RECORDS PROVIDED start

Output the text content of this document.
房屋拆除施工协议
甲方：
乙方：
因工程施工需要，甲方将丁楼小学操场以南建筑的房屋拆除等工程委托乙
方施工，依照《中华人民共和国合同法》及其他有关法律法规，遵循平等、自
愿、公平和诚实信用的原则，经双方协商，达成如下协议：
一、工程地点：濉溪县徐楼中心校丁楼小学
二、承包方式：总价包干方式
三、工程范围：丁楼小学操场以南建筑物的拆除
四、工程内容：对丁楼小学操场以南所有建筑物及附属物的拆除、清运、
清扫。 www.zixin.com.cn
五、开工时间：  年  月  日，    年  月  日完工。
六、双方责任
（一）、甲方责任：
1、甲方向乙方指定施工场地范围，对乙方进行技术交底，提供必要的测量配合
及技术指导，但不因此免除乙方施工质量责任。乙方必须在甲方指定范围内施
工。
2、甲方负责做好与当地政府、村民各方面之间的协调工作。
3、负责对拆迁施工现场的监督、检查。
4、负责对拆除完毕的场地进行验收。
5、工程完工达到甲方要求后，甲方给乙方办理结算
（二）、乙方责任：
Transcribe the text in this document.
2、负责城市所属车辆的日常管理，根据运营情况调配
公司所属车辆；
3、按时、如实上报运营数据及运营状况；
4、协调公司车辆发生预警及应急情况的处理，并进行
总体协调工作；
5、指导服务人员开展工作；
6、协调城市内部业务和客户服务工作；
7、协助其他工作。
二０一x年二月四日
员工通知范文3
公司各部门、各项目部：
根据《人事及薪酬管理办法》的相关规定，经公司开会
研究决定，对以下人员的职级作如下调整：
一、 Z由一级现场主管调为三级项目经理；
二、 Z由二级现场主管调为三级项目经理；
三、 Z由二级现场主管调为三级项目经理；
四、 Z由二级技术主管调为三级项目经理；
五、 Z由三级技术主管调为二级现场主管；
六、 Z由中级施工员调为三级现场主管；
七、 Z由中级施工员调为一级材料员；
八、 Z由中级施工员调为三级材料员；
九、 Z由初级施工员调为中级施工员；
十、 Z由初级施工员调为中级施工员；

RECORDS PROVIDED end

- _YOUR INSTRUCTIONS_:
Nothing in the listing may be changed; retype it all exactly.

- _ANSWER TO THE PROBLEM_:
Output the text content of this document.
房屋拆除施工协议
甲方：
乙方：
因工程施工需要，甲方将丁楼小学操场以南建筑的房屋拆除等工程委托乙
方施工，依照《中华人民共和国合同法》及其他有关法律法规，遵循平等、自
愿、公平和诚实信用的原则，经双方协商，达成如下协议：
一、工程地点：濉溪县徐楼中心校丁楼小学
二、承包方式：总价包干方式
三、工程范围：丁楼小学操场以南建筑物的拆除
四、工程内容：对丁楼小学操场以南所有建筑物及附属物的拆除、清运、
清扫。 www.zixin.com.cn
五、开工时间：  年  月  日，    年  月  日完工。
六、双方责任
（一）、甲方责任：
1、甲方向乙方指定施工场地范围，对乙方进行技术交底，提供必要的测量配合
及技术指导，但不因此免除乙方施工质量责任。乙方必须在甲方指定范围内施
工。
2、甲方负责做好与当地政府、村民各方面之间的协调工作。
3、负责对拆迁施工现场的监督、检查。
4、负责对拆除完毕的场地进行验收。
5、工程完工达到甲方要求后，甲方给乙方办理结算
（二）、乙方责任：
Transcribe the text in this document.
2、负责城市所属车辆的日常管理，根据运营情况调配
公司所属车辆；
3、按时、如实上报运营数据及运营状况；
4、协调公司车辆发生预警及应急情况的处理，并进行
总体协调工作；
5、指导服务人员开展工作；
6、协调城市内部业务和客户服务工作；
7、协助其他工作。
二０一x年二月四日
员工通知范文3
公司各部门、各项目部：
根据《人事及薪酬管理办法》的相关规定，经公司开会
研究决定，对以下人员的职级作如下调整：
一、 Z由一级现场主管调为三级项目经理；
二、 Z由二级现场主管调为三级项目经理；
三、 Z由二级现场主管调为三级项目经理；
四、 Z由二级技术主管调为三级项目经理；
五、 Z由三级技术主管调为二级现场主管；
六、 Z由中级施工员调为三级现场主管；
七、 Z由中级施工员调为一级材料员；
八、 Z由中级施工员调为三级材料员；
九、 Z由初级施工员调为中级施工员；
十、 Z由初级施工员调为中级施工员；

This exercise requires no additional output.